**Tasks to complete:**
a: Swap "time machine" for "DeLorean" and reproduce the preaching passage starting at "Some weeks it’s" and ending at "said…it’s quite maddening.".
b: Render this sentence from the preaching passage in Spanish: "It’d be difficult to get a big head wearing an outfit like that!"

**Selection:**
==================================================
Some weeks it’s clean and simple and you move right on. Other times you agonize over it for a day and a half. If it was a really bad message you think, I made a mistake, I shouldn’t have quit my day job. If it was killer, you think I peaked, I can never do better than that, and next Sunday they are gonna be back with friends. You inevitably drive home playing the game tape over and over in your mind, sometimes wishing you could get in a time machine because you just thought of something you should have said…it’s quite maddening.
Of course the solution to all of this is to get your eyes off yourself, and give it all to the Lord because it was never about you, it was always about Him. And you have to keep telling yourself that lest you sink into self-adullation or self-flaggelation. Both are mistakes. It’s all about Jesus, not you.
The best advice I have ever got on dealing with this came from reading Greg Laurie’s autobiography Lost Boy. He describes the process of coming down from a crusade and how he learned from Billy Graham to not strut around like an exultant quarterback who has just thrown a game winning touchdown. He said the best thing to do was to normalize as quickly as possible, get some food, respond to some emails, get on with it. He described a time where he hung out with Billy after preaching and Billy was wearing pajama pants with loafers while eating dinner in a hotel room. It’d be difficult to get a big head wearing an outfit like that! With that in mind I try to move on quickly: erasing the glass whiteboard in my office where my message had been brewing in different colored markers, clearing off my desk, playing with my kids, watching a movie, taking a nap, reading a novel, going for a bike ride. That stuff is the preacher equivalent of midol.
==================================================
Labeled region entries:
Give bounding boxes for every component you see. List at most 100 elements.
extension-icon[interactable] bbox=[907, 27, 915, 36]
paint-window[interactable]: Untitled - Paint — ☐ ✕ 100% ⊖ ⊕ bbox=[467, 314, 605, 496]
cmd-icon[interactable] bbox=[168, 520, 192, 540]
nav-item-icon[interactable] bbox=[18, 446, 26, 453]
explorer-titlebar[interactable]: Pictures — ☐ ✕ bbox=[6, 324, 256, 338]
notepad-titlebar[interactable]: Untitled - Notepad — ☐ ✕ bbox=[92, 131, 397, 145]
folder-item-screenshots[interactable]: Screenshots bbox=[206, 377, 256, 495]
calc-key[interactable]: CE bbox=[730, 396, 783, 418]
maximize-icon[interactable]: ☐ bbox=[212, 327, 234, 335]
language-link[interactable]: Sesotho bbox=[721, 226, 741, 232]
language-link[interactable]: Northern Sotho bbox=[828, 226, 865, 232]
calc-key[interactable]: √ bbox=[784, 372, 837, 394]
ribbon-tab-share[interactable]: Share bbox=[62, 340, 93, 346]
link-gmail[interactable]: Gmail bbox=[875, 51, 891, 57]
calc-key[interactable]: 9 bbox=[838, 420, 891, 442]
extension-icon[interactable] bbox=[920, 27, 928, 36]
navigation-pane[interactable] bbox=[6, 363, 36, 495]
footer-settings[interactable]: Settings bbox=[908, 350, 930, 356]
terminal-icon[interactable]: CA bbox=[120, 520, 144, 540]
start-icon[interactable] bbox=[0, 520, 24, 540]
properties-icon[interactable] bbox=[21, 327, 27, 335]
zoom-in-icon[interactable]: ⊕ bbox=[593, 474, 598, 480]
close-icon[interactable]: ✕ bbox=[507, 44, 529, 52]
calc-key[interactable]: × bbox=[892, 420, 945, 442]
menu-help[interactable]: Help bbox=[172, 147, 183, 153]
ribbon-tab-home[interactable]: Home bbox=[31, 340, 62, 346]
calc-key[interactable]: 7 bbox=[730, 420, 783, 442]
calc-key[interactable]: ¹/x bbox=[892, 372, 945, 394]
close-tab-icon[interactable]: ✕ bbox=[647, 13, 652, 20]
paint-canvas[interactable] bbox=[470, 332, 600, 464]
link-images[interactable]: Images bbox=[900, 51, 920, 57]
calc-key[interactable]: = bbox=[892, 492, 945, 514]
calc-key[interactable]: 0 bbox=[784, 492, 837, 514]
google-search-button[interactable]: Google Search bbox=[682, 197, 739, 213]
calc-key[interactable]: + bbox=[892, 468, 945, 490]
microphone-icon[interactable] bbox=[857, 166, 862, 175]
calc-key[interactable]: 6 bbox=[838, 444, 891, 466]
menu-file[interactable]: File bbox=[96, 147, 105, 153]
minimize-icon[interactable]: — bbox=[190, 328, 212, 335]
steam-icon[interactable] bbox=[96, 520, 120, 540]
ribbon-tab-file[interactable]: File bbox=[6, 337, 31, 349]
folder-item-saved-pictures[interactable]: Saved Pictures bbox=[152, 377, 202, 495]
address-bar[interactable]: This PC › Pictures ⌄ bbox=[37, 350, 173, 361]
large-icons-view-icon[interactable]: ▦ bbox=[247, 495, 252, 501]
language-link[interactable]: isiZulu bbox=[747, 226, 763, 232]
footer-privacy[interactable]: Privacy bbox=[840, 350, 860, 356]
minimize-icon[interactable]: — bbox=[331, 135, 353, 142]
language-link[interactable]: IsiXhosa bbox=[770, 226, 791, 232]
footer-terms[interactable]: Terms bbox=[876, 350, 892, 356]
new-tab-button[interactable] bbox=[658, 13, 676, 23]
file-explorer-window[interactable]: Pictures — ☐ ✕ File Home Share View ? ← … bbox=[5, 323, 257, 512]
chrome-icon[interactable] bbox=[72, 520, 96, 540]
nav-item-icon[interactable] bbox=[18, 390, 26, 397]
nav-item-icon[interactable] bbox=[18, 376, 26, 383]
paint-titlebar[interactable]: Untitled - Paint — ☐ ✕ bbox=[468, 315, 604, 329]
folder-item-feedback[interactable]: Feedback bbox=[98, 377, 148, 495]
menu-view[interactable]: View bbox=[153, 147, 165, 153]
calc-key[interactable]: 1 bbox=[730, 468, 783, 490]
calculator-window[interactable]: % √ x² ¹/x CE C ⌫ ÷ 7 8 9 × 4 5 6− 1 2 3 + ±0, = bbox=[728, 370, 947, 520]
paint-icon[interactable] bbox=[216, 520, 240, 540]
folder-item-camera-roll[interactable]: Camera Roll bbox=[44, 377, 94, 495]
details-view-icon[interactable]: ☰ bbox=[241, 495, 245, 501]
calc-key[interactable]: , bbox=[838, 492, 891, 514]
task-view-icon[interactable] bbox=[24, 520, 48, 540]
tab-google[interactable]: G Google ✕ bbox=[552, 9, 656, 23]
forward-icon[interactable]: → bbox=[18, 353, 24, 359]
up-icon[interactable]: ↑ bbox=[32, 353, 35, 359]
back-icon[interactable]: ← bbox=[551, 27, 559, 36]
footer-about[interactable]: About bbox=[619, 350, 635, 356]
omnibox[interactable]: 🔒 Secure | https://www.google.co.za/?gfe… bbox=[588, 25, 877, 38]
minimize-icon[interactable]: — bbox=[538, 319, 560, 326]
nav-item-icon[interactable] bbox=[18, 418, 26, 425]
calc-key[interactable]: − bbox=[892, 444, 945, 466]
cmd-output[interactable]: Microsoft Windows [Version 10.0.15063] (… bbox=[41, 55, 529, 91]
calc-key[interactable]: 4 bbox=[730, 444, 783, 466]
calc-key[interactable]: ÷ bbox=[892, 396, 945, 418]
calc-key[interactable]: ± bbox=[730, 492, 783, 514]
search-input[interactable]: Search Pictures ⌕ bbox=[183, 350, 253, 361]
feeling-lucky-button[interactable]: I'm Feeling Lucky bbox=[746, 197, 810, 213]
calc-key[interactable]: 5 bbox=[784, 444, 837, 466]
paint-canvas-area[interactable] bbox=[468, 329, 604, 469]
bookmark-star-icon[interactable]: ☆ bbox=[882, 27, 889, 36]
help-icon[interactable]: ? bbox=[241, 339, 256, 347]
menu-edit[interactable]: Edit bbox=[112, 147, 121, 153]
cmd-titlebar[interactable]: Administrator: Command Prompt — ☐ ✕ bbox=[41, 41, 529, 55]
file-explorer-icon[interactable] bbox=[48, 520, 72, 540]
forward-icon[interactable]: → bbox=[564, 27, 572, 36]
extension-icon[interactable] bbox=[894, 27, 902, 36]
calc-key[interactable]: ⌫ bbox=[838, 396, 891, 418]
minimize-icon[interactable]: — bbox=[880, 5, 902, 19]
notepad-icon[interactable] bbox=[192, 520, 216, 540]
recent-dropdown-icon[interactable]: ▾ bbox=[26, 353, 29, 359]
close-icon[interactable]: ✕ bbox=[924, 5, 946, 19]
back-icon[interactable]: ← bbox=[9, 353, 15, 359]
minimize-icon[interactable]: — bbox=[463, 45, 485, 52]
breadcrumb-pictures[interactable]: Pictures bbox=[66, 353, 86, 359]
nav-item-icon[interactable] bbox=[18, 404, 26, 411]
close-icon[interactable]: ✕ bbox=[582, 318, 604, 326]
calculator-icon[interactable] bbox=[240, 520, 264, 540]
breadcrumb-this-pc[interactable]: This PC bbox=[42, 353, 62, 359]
==================================================
**Exercise responses:**
a:
Some weeks it’s clean and simple and you move right on. Other times you agonize over it for a day and a half. If it was a really bad message you think, I made a mistake, I shouldn’t have quit my day job. If it was killer, you think I peaked, I can never do better than that, and next Sunday they are gonna be back with friends. You inevitably drive home playing the game tape over and over in your mind, sometimes wishing you could get in a DeLorean because you just thought of something you should have said…it’s quite maddening.

b: ¡Sería difícil volverse engreído llevando un atuendo así!